— Begin —

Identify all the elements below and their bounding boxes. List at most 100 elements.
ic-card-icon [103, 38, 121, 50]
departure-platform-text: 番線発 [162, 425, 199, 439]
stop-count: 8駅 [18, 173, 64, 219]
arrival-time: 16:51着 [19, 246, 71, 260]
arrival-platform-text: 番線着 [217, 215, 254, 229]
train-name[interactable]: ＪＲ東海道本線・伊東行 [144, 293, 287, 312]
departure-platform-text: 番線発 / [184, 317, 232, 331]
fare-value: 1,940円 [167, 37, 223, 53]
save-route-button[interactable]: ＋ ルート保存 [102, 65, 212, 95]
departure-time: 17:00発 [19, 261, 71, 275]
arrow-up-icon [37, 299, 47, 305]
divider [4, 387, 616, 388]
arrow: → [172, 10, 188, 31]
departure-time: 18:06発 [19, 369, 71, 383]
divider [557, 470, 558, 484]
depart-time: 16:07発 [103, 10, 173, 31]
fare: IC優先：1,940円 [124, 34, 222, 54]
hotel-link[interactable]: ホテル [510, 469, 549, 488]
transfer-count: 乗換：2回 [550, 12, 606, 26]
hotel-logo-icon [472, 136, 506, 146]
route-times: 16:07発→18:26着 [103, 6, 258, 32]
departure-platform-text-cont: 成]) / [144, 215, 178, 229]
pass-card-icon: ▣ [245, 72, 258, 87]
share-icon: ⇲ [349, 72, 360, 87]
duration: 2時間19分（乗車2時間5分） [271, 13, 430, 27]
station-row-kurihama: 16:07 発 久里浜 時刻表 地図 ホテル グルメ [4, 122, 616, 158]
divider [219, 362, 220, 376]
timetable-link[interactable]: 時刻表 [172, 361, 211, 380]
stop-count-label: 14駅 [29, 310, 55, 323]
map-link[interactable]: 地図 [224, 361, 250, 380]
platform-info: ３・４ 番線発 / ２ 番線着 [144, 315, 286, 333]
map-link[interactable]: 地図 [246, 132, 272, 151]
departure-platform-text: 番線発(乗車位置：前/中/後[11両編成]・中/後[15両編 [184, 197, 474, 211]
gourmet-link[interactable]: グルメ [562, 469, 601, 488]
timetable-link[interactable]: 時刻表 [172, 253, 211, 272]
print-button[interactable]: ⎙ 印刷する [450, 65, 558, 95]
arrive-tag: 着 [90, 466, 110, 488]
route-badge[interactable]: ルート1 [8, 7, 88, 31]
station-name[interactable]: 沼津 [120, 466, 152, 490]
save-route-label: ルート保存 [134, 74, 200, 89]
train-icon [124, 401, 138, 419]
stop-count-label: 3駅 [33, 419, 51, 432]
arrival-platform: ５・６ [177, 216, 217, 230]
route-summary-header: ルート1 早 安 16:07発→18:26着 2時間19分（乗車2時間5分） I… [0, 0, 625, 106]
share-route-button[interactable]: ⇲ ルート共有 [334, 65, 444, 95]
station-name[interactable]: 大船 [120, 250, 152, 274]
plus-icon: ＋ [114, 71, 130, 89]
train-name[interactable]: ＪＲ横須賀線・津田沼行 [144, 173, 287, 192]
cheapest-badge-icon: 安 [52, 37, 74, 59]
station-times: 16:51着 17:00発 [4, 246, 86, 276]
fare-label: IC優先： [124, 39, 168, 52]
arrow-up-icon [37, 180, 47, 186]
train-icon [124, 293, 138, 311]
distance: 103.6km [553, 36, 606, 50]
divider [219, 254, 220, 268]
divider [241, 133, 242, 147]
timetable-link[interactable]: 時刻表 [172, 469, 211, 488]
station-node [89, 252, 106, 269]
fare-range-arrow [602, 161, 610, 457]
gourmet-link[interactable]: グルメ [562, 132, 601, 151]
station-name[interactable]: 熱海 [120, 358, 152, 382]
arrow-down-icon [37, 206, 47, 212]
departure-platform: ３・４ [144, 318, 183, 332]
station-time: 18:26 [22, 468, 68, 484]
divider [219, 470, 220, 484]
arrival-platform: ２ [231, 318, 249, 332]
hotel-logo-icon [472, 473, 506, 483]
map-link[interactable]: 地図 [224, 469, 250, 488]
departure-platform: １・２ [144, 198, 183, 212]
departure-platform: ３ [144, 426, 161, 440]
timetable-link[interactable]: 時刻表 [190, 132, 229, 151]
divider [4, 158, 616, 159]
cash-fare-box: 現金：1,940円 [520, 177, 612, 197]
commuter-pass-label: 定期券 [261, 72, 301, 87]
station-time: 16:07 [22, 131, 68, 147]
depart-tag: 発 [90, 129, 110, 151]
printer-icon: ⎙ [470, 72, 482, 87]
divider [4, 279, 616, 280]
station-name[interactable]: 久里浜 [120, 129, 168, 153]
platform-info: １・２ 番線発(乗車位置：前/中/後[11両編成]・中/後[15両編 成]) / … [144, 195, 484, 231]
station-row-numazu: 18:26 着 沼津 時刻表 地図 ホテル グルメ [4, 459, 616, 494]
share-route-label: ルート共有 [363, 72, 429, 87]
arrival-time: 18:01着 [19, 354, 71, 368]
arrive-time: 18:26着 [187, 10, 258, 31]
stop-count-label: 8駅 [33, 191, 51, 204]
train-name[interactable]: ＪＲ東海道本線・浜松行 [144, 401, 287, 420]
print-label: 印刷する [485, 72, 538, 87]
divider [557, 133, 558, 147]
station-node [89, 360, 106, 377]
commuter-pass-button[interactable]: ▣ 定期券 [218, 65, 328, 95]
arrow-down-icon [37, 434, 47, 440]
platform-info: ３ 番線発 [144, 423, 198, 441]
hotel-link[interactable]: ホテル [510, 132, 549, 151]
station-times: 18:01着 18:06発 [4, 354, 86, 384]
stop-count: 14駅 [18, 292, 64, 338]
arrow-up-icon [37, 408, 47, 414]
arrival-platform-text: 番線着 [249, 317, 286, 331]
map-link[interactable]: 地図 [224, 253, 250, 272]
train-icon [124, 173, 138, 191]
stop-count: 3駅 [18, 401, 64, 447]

— End —

● **WRITTEN TASK**
Copy the items word for word, from the first line at the top down to the line containing "arrive-tag: 着 [90, 466, 110, 488]", including both of those lines.

● **WRITTEN RESPONSE**
Identify all the elements below and their bounding boxes. List at most 100 elements.
ic-card-icon [103, 38, 121, 50]
departure-platform-text: 番線発 [162, 425, 199, 439]
stop-count: 8駅 [18, 173, 64, 219]
arrival-time: 16:51着 [19, 246, 71, 260]
arrival-platform-text: 番線着 [217, 215, 254, 229]
train-name[interactable]: ＪＲ東海道本線・伊東行 [144, 293, 287, 312]
departure-platform-text: 番線発 / [184, 317, 232, 331]
fare-value: 1,940円 [167, 37, 223, 53]
save-route-button[interactable]: ＋ ルート保存 [102, 65, 212, 95]
departure-time: 17:00発 [19, 261, 71, 275]
arrow-up-icon [37, 299, 47, 305]
divider [4, 387, 616, 388]
arrow: → [172, 10, 188, 31]
departure-time: 18:06発 [19, 369, 71, 383]
divider [557, 470, 558, 484]
depart-time: 16:07発 [103, 10, 173, 31]
fare: IC優先：1,940円 [124, 34, 222, 54]
hotel-link[interactable]: ホテル [510, 469, 549, 488]
transfer-count: 乗換：2回 [550, 12, 606, 26]
hotel-logo-icon [472, 136, 506, 146]
route-times: 16:07発→18:26着 [103, 6, 258, 32]
departure-platform-text-cont: 成]) / [144, 215, 178, 229]
pass-card-icon: ▣ [245, 72, 258, 87]
share-icon: ⇲ [349, 72, 360, 87]
duration: 2時間19分（乗車2時間5分） [271, 13, 430, 27]
station-row-kurihama: 16:07 発 久里浜 時刻表 地図 ホテル グルメ [4, 122, 616, 158]
divider [219, 362, 220, 376]
timetable-link[interactable]: 時刻表 [172, 361, 211, 380]
stop-count-label: 14駅 [29, 310, 55, 323]
map-link[interactable]: 地図 [224, 361, 250, 380]
platform-info: ３・４ 番線発 / ２ 番線着 [144, 315, 286, 333]
map-link[interactable]: 地図 [246, 132, 272, 151]
departure-platform-text: 番線発(乗車位置：前/中/後[11両編成]・中/後[15両編 [184, 197, 474, 211]
gourmet-link[interactable]: グルメ [562, 469, 601, 488]
timetable-link[interactable]: 時刻表 [172, 253, 211, 272]
print-button[interactable]: ⎙ 印刷する [450, 65, 558, 95]
arrive-tag: 着 [90, 466, 110, 488]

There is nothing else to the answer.